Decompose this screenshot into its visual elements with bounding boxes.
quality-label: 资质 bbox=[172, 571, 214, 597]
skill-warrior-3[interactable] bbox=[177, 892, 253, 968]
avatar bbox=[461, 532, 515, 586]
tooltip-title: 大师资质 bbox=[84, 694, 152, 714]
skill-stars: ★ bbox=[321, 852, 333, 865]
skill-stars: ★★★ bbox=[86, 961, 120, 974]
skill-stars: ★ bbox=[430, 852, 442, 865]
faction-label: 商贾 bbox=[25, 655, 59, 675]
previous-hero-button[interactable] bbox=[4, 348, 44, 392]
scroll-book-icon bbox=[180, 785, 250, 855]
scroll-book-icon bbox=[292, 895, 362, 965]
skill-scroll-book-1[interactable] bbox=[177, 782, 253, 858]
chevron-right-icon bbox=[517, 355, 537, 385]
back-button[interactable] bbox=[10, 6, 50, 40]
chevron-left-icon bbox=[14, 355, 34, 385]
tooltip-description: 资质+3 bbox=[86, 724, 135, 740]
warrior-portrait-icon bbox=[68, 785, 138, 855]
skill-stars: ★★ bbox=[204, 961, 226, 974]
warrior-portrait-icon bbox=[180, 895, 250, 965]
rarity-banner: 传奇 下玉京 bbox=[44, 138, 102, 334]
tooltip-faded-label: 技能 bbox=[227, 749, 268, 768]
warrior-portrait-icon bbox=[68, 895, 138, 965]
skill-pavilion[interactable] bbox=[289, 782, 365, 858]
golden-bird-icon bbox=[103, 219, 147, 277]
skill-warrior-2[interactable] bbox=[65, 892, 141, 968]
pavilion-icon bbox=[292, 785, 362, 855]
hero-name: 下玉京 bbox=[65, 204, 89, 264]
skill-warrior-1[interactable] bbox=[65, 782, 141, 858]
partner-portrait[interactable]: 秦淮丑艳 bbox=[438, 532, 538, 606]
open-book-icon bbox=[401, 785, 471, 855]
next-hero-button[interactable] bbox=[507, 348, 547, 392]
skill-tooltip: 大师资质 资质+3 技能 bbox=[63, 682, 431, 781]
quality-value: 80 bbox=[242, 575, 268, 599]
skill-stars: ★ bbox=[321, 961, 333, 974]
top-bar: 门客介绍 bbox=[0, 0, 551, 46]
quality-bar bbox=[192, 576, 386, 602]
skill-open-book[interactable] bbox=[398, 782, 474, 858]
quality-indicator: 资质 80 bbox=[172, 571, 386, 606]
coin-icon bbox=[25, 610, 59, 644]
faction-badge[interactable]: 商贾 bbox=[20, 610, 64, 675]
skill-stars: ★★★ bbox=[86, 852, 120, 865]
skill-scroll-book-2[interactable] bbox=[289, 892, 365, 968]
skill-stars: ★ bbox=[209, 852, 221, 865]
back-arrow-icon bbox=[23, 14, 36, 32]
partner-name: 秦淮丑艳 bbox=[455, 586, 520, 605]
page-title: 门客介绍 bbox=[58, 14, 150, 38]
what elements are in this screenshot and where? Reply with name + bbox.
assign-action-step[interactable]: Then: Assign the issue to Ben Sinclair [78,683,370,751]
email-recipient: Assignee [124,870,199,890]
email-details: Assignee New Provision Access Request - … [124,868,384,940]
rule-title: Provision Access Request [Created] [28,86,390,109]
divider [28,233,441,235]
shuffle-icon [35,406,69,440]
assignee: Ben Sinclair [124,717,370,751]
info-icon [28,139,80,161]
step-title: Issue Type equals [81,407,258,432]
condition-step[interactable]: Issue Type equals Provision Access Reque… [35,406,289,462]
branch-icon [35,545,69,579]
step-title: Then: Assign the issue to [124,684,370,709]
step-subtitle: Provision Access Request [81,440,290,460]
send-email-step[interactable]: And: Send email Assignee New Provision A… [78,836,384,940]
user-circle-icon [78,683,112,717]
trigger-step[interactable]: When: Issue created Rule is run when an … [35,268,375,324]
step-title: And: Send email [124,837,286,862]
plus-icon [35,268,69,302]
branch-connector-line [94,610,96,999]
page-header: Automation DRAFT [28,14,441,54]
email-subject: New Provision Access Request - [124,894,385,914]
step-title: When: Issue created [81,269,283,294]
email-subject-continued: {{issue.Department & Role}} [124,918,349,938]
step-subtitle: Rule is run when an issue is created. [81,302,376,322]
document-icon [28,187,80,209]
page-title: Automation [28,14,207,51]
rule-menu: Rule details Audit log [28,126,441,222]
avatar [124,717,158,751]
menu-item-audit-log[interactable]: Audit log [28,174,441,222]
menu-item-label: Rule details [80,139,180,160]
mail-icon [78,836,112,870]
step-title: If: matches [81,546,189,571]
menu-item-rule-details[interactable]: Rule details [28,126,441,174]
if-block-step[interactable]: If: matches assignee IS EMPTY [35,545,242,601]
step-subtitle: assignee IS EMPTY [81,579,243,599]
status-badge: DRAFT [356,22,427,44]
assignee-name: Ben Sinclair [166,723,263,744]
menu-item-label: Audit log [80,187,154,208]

--- The exercise ---
Rewrite the material with every "step-title" renamed to "step-heading", changing nothing else.

--- Exercise response ---
Decompose this screenshot into its visual elements with bounding boxes.
quality-label: 资质 bbox=[172, 571, 214, 597]
skill-warrior-3[interactable] bbox=[177, 892, 253, 968]
avatar bbox=[461, 532, 515, 586]
tooltip-title: 大师资质 bbox=[84, 694, 152, 714]
skill-stars: ★ bbox=[321, 852, 333, 865]
skill-stars: ★★★ bbox=[86, 961, 120, 974]
skill-stars: ★ bbox=[430, 852, 442, 865]
faction-label: 商贾 bbox=[25, 655, 59, 675]
previous-hero-button[interactable] bbox=[4, 348, 44, 392]
scroll-book-icon bbox=[180, 785, 250, 855]
scroll-book-icon bbox=[292, 895, 362, 965]
skill-scroll-book-1[interactable] bbox=[177, 782, 253, 858]
chevron-right-icon bbox=[517, 355, 537, 385]
back-button[interactable] bbox=[10, 6, 50, 40]
chevron-left-icon bbox=[14, 355, 34, 385]
tooltip-description: 资质+3 bbox=[86, 724, 135, 740]
warrior-portrait-icon bbox=[68, 785, 138, 855]
skill-stars: ★★ bbox=[204, 961, 226, 974]
warrior-portrait-icon bbox=[180, 895, 250, 965]
rarity-banner: 传奇 下玉京 bbox=[44, 138, 102, 334]
tooltip-faded-label: 技能 bbox=[227, 749, 268, 768]
warrior-portrait-icon bbox=[68, 895, 138, 965]
skill-pavilion[interactable] bbox=[289, 782, 365, 858]
golden-bird-icon bbox=[103, 219, 147, 277]
skill-warrior-2[interactable] bbox=[65, 892, 141, 968]
pavilion-icon bbox=[292, 785, 362, 855]
hero-name: 下玉京 bbox=[65, 204, 89, 264]
skill-warrior-1[interactable] bbox=[65, 782, 141, 858]
partner-portrait[interactable]: 秦淮丑艳 bbox=[438, 532, 538, 606]
open-book-icon bbox=[401, 785, 471, 855]
next-hero-button[interactable] bbox=[507, 348, 547, 392]
skill-tooltip: 大师资质 资质+3 技能 bbox=[63, 682, 431, 781]
quality-value: 80 bbox=[242, 575, 268, 599]
skill-stars: ★ bbox=[321, 961, 333, 974]
top-bar: 门客介绍 bbox=[0, 0, 551, 46]
quality-bar bbox=[192, 576, 386, 602]
skill-open-book[interactable] bbox=[398, 782, 474, 858]
quality-indicator: 资质 80 bbox=[172, 571, 386, 606]
coin-icon bbox=[25, 610, 59, 644]
faction-badge[interactable]: 商贾 bbox=[20, 610, 64, 675]
skill-stars: ★★★ bbox=[86, 852, 120, 865]
skill-scroll-book-2[interactable] bbox=[289, 892, 365, 968]
skill-stars: ★ bbox=[209, 852, 221, 865]
back-arrow-icon bbox=[23, 14, 36, 32]
partner-name: 秦淮丑艳 bbox=[455, 586, 520, 605]
page-title: 门客介绍 bbox=[58, 14, 150, 38]
what elements are in this screenshot and where? Reply with name + bbox.
assign-action-step[interactable]: Then: Assign the issue to Ben Sinclair [78,683,370,751]
email-recipient: Assignee [124,870,199,890]
email-details: Assignee New Provision Access Request - … [124,868,384,940]
rule-title: Provision Access Request [Created] [28,86,390,109]
divider [28,233,441,235]
shuffle-icon [35,406,69,440]
assignee: Ben Sinclair [124,717,370,751]
info-icon [28,139,80,161]
step-heading: Issue Type equals [81,407,258,432]
condition-step[interactable]: Issue Type equals Provision Access Reque… [35,406,289,462]
branch-icon [35,545,69,579]
step-heading: Then: Assign the issue to [124,684,370,709]
step-subtitle: Provision Access Request [81,440,290,460]
send-email-step[interactable]: And: Send email Assignee New Provision A… [78,836,384,940]
user-circle-icon [78,683,112,717]
trigger-step[interactable]: When: Issue created Rule is run when an … [35,268,375,324]
step-heading: And: Send email [124,837,286,862]
plus-icon [35,268,69,302]
branch-connector-line [94,610,96,999]
page-header: Automation DRAFT [28,14,441,54]
email-subject: New Provision Access Request - [124,894,385,914]
step-heading: When: Issue created [81,269,283,294]
email-subject-continued: {{issue.Department & Role}} [124,918,349,938]
step-subtitle: Rule is run when an issue is created. [81,302,376,322]
document-icon [28,187,80,209]
page-title: Automation [28,14,207,51]
rule-menu: Rule details Audit log [28,126,441,222]
avatar [124,717,158,751]
menu-item-audit-log[interactable]: Audit log [28,174,441,222]
menu-item-label: Rule details [80,139,180,160]
mail-icon [78,836,112,870]
step-heading: If: matches [81,546,189,571]
menu-item-rule-details[interactable]: Rule details [28,126,441,174]
if-block-step[interactable]: If: matches assignee IS EMPTY [35,545,242,601]
step-subtitle: assignee IS EMPTY [81,579,243,599]
status-badge: DRAFT [356,22,427,44]
assignee-name: Ben Sinclair [166,723,263,744]
menu-item-label: Audit log [80,187,154,208]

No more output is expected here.